• _Excerpt to read_:
☆ ☆ ☆ ☆ ☆ ☆ ☆

It stated that cur­rent pub­lic spend­ing in Nige­ria had re­mained in line with ex­pec­ta­tions, stat­ing that car­ry­over from 2017 to 2018, helped in­crease cap­i­tal spend­ing in the first four months of 2018, de­spite de­layed ap­proval of the 2018 bud­get.

It added: “Lower yields have kept in­ter­est pay­ments within the bud­geted en­ve­lope, but the fed­eral gov­ern­ment’s in­ter­estto-rev­enue ra­tio is ex­pected to ab­sorb more than half of rev­enues this year.

“Re­forms to im­prove the busi­ness en­vi­ron­ment are pro­gress­ing, in­clud­ing through iden­ti­fi­ca­tion of pri­or­ity in­vest­ment projects and the adop­tion of the Com­pany and Al­lied Mat­ters Act (CAMA) - a leg­isla­tive land­mark for pri­vate sec­tor de­vel­op­ment.

☆ ☆ ☆ ☆ ☆ ☆ ☆

• _Listed entries_:
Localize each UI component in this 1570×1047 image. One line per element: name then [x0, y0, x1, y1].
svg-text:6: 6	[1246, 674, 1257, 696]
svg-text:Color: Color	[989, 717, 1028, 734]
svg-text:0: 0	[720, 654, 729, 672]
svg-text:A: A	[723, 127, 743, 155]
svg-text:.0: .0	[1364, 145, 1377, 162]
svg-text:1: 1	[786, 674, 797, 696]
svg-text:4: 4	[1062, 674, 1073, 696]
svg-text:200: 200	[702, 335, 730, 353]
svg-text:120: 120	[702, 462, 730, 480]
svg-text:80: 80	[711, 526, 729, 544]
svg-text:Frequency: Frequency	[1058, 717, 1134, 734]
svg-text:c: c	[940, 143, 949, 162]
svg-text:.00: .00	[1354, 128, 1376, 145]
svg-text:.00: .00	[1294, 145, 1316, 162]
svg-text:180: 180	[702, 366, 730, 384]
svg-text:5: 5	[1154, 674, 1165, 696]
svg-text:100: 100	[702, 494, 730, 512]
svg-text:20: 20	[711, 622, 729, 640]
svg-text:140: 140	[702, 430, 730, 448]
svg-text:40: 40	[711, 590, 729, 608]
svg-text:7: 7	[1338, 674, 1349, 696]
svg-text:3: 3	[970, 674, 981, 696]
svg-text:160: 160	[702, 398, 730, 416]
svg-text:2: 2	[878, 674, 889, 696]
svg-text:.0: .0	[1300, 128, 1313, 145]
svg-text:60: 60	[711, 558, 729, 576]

☆ ☆ ☆ ☆ ☆ ☆ ☆

• _Tasks to carry out_:
1. Update the passage on Nigeria's public spending, starting at "It stated that" and ending at "the 2018 bud­get.", with "first four months" replaced by "first third".
2. Write what comes next in the passage on Nigeria's public finances and business reforms.

• _Responses to the tasks_:
1.
It stated that cur­rent pub­lic spend­ing in Nige­ria had re­mained in line with ex­pec­ta­tions, stat­ing that car­ry­over from 2017 to 2018, helped in­crease cap­i­tal spend­ing in the first third of 2018, de­spite de­layed ap­proval of the 2018 bud­get.

2.
“The im­ple­men­ta­tion of the Power Sec­tor Re­cov­ery Plan is ad­vanc­ing through a mini- grid pol­icy and reg­u­la­tions on el­i­gi­ble cus­tomers and me­ter as­set providers.

“Un­der cur­rent poli­cies, the out­look re­mains chal­leng­ing. Growth would pick up to about two per cent in 2018, weighed down by lower than ex­pected oil pro­duc­tion and rel­a­tively weak agri­cul­ture growth.

“The fis­cal deficit would nar­row slightly, with higher oil rev­enues off­set­ting in­creased spend­ing, in­clud­ing those planned in a sup­ple­men­tary bud­get. In­fla­tion would pick up in the se­cond half of 2018 as base ef­fects dis­si­pate and higher spend­ing and sup­ply con­straints in agri­cul­ture put pres­sure on prices. “In­creased oil ex­ports would keep the cur­rent ac­count in sur­plus, help­ing sta­bilise gross in­ter­na­tional re­serves even if the cur­rent pace of for­eign port­fo­lio out­flows con­tin­ues.”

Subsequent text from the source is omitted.